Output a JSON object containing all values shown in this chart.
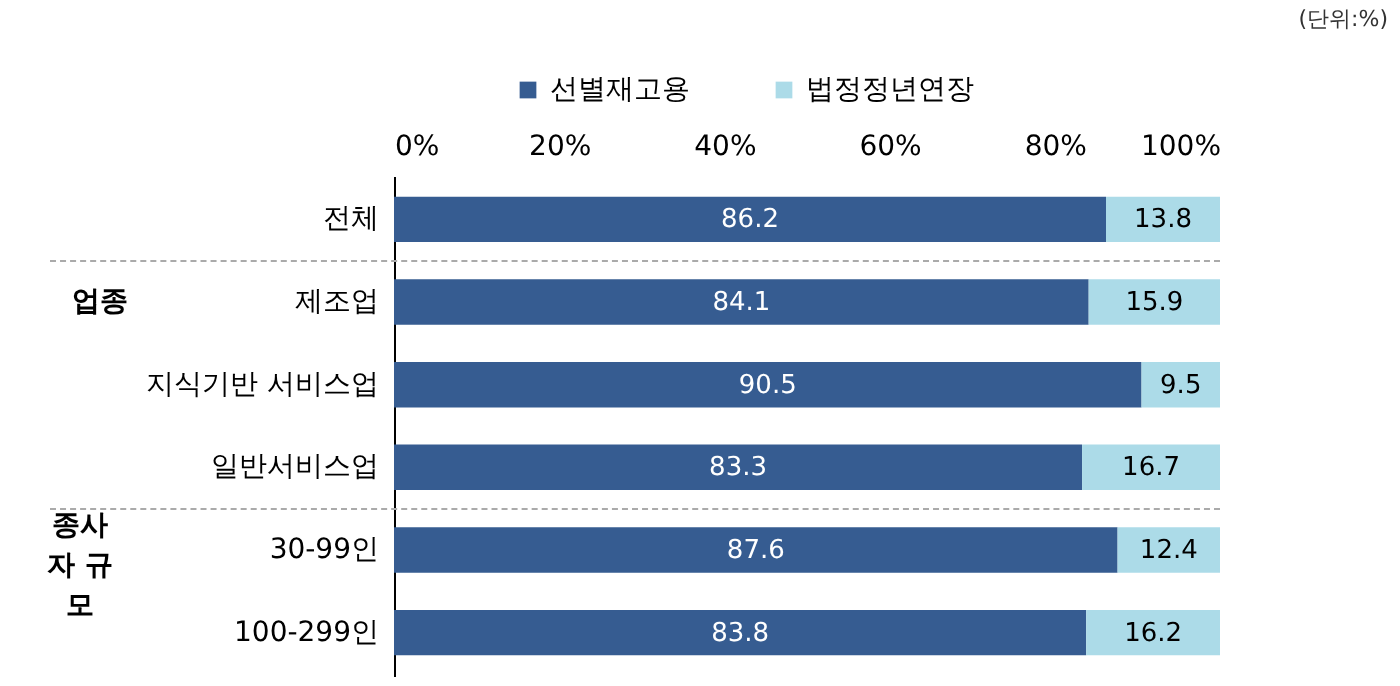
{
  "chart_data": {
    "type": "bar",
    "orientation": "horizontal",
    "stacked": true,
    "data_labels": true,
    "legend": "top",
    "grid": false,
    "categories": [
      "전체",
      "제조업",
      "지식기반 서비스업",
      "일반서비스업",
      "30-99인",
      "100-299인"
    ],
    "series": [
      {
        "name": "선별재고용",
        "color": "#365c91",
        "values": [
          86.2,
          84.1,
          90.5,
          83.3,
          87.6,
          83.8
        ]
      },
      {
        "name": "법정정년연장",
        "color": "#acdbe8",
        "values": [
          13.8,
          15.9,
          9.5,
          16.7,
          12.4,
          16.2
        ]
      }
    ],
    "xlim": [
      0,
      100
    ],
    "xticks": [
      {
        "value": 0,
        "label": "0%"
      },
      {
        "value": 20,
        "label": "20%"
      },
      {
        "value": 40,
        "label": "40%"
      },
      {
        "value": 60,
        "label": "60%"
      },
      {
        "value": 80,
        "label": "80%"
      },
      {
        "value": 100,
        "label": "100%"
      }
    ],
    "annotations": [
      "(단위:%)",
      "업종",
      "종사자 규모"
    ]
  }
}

───

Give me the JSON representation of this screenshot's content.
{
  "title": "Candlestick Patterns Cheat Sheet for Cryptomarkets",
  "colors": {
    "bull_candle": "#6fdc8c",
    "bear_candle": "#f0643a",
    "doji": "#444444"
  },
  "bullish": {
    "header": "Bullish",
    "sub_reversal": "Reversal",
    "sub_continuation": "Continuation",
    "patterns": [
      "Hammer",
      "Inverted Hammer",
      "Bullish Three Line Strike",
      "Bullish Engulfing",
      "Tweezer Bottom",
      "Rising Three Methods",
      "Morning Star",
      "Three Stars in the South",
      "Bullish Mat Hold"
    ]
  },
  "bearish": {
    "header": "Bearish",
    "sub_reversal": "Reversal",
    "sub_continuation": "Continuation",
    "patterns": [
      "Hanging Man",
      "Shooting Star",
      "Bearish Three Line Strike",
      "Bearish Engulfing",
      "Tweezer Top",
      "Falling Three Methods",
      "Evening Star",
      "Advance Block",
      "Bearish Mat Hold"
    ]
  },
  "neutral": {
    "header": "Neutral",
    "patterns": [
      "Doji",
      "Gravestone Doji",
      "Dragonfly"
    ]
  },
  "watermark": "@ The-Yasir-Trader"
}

───

## Problem to work on
Count each line above in which the string "this" appears, then state only the total.

## Task response
2